» **Task directions**:
Return each entry exactly, with none missing.

— Begin Information provided —

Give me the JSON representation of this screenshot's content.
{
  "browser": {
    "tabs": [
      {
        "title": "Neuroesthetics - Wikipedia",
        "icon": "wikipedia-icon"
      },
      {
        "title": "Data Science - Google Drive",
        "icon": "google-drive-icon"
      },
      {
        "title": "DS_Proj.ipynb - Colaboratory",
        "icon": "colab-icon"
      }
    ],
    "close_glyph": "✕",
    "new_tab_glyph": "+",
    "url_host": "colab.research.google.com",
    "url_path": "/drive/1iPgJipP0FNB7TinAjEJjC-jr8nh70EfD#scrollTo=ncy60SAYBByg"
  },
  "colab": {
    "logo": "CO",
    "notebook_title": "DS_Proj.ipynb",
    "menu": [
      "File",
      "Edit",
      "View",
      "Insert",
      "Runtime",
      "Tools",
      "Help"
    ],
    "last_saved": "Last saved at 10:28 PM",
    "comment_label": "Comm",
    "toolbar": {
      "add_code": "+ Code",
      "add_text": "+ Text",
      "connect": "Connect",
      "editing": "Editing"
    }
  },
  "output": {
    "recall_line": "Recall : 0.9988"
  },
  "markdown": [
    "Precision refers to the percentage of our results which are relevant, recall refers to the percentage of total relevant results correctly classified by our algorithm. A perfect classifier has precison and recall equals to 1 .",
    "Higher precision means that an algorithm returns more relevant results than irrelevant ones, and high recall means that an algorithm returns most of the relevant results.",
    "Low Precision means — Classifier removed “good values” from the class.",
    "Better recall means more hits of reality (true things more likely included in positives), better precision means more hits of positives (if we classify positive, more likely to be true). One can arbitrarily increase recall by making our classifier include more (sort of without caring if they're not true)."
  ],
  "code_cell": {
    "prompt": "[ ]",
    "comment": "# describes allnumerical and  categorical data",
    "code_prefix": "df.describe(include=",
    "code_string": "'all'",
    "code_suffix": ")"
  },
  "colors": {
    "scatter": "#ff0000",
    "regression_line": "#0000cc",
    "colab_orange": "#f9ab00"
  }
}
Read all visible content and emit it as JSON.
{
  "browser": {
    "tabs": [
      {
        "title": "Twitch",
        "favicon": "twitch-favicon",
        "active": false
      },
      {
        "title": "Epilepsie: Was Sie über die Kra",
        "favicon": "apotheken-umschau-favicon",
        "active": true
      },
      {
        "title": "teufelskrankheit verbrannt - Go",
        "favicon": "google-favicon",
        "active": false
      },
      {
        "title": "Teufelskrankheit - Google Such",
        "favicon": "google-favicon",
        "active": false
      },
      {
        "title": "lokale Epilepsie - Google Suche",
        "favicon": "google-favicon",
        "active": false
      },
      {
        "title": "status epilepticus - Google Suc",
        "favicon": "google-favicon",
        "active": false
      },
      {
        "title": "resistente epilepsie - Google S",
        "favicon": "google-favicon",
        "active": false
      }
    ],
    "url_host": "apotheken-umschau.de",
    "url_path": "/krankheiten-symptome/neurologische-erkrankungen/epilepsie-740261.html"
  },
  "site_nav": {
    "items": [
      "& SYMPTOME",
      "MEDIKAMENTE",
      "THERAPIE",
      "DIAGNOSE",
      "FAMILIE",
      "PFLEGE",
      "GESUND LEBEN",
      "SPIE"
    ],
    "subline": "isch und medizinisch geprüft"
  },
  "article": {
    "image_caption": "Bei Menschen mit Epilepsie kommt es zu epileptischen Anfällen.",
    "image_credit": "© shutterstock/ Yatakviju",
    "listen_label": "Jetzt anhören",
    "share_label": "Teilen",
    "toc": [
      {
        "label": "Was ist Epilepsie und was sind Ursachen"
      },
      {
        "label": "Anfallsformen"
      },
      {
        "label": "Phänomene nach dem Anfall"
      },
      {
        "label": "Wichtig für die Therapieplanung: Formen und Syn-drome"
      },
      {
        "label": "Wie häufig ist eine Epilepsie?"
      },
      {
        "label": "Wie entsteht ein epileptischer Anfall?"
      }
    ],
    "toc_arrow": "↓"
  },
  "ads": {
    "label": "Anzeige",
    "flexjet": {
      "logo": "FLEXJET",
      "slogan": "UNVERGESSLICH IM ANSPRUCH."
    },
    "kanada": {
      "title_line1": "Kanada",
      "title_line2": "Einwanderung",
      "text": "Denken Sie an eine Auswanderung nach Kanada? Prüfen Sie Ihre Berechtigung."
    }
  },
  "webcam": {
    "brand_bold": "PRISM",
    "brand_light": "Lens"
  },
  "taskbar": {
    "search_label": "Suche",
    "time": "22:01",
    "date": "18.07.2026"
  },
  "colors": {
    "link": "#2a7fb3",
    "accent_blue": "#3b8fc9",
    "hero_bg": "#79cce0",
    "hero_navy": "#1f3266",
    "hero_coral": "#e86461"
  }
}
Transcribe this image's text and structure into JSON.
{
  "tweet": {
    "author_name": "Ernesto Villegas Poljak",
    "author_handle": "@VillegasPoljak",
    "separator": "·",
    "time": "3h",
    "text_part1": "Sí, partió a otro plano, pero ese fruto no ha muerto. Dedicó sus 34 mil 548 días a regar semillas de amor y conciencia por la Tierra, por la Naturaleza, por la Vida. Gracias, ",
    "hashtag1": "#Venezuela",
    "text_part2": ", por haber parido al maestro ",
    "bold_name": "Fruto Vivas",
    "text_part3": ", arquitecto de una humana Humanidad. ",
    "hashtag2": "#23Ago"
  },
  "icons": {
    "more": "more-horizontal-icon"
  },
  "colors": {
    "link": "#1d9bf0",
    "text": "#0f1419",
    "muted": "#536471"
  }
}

— End Information provided —

» **Result of the exercise**:
Give me the JSON representation of this screenshot's content.
{
  "browser": {
    "tabs": [
      {
        "title": "Neuroesthetics - Wikipedia",
        "icon": "wikipedia-icon"
      },
      {
        "title": "Data Science - Google Drive",
        "icon": "google-drive-icon"
      },
      {
        "title": "DS_Proj.ipynb - Colaboratory",
        "icon": "colab-icon"
      }
    ],
    "close_glyph": "✕",
    "new_tab_glyph": "+",
    "url_host": "colab.research.google.com",
    "url_path": "/drive/1iPgJipP0FNB7TinAjEJjC-jr8nh70EfD#scrollTo=ncy60SAYBByg"
  },
  "colab": {
    "logo": "CO",
    "notebook_title": "DS_Proj.ipynb",
    "menu": [
      "File",
      "Edit",
      "View",
      "Insert",
      "Runtime",
      "Tools",
      "Help"
    ],
    "last_saved": "Last saved at 10:28 PM",
    "comment_label": "Comm",
    "toolbar": {
      "add_code": "+ Code",
      "add_text": "+ Text",
      "connect": "Connect",
      "editing": "Editing"
    }
  },
  "output": {
    "recall_line": "Recall : 0.9988"
  },
  "markdown": [
    "Precision refers to the percentage of our results which are relevant, recall refers to the percentage of total relevant results correctly classified by our algorithm. A perfect classifier has precison and recall equals to 1 .",
    "Higher precision means that an algorithm returns more relevant results than irrelevant ones, and high recall means that an algorithm returns most of the relevant results.",
    "Low Precision means — Classifier removed “good values” from the class.",
    "Better recall means more hits of reality (true things more likely included in positives), better precision means more hits of positives (if we classify positive, more likely to be true). One can arbitrarily increase recall by making our classifier include more (sort of without caring if they're not true)."
  ],
  "code_cell": {
    "prompt": "[ ]",
    "comment": "# describes allnumerical and  categorical data",
    "code_prefix": "df.describe(include=",
    "code_string": "'all'",
    "code_suffix": ")"
  },
  "colors": {
    "scatter": "#ff0000",
    "regression_line": "#0000cc",
    "colab_orange": "#f9ab00"
  }
}
Read all visible content and emit it as JSON.
{
  "browser": {
    "tabs": [
      {
        "title": "Twitch",
        "favicon": "twitch-favicon",
        "active": false
      },
      {
        "title": "Epilepsie: Was Sie über die Kra",
        "favicon": "apotheken-umschau-favicon",
        "active": true
      },
      {
        "title": "teufelskrankheit verbrannt - Go",
        "favicon": "google-favicon",
        "active": false
      },
      {
        "title": "Teufelskrankheit - Google Such",
        "favicon": "google-favicon",
        "active": false
      },
      {
        "title": "lokale Epilepsie - Google Suche",
        "favicon": "google-favicon",
        "active": false
      },
      {
        "title": "status epilepticus - Google Suc",
        "favicon": "google-favicon",
        "active": false
      },
      {
        "title": "resistente epilepsie - Google S",
        "favicon": "google-favicon",
        "active": false
      }
    ],
    "url_host": "apotheken-umschau.de",
    "url_path": "/krankheiten-symptome/neurologische-erkrankungen/epilepsie-740261.html"
  },
  "site_nav": {
    "items": [
      "& SYMPTOME",
      "MEDIKAMENTE",
      "THERAPIE",
      "DIAGNOSE",
      "FAMILIE",
      "PFLEGE",
      "GESUND LEBEN",
      "SPIE"
    ],
    "subline": "isch und medizinisch geprüft"
  },
  "article": {
    "image_caption": "Bei Menschen mit Epilepsie kommt es zu epileptischen Anfällen.",
    "image_credit": "© shutterstock/ Yatakviju",
    "listen_label": "Jetzt anhören",
    "share_label": "Teilen",
    "toc": [
      {
        "label": "Was ist Epilepsie und was sind Ursachen"
      },
      {
        "label": "Anfallsformen"
      },
      {
        "label": "Phänomene nach dem Anfall"
      },
      {
        "label": "Wichtig für die Therapieplanung: Formen und Syn-drome"
      },
      {
        "label": "Wie häufig ist eine Epilepsie?"
      },
      {
        "label": "Wie entsteht ein epileptischer Anfall?"
      }
    ],
    "toc_arrow": "↓"
  },
  "ads": {
    "label": "Anzeige",
    "flexjet": {
      "logo": "FLEXJET",
      "slogan": "UNVERGESSLICH IM ANSPRUCH."
    },
    "kanada": {
      "title_line1": "Kanada",
      "title_line2": "Einwanderung",
      "text": "Denken Sie an eine Auswanderung nach Kanada? Prüfen Sie Ihre Berechtigung."
    }
  },
  "webcam": {
    "brand_bold": "PRISM",
    "brand_light": "Lens"
  },
  "taskbar": {
    "search_label": "Suche",
    "time": "22:01",
    "date": "18.07.2026"
  },
  "colors": {
    "link": "#2a7fb3",
    "accent_blue": "#3b8fc9",
    "hero_bg": "#79cce0",
    "hero_navy": "#1f3266",
    "hero_coral": "#e86461"
  }
}
Transcribe this image's text and structure into JSON.
{
  "tweet": {
    "author_name": "Ernesto Villegas Poljak",
    "author_handle": "@VillegasPoljak",
    "separator": "·",
    "time": "3h",
    "text_part1": "Sí, partió a otro plano, pero ese fruto no ha muerto. Dedicó sus 34 mil 548 días a regar semillas de amor y conciencia por la Tierra, por la Naturaleza, por la Vida. Gracias, ",
    "hashtag1": "#Venezuela",
    "text_part2": ", por haber parido al maestro ",
    "bold_name": "Fruto Vivas",
    "text_part3": ", arquitecto de una humana Humanidad. ",
    "hashtag2": "#23Ago"
  },
  "icons": {
    "more": "more-horizontal-icon"
  },
  "colors": {
    "link": "#1d9bf0",
    "text": "#0f1419",
    "muted": "#536471"
  }
}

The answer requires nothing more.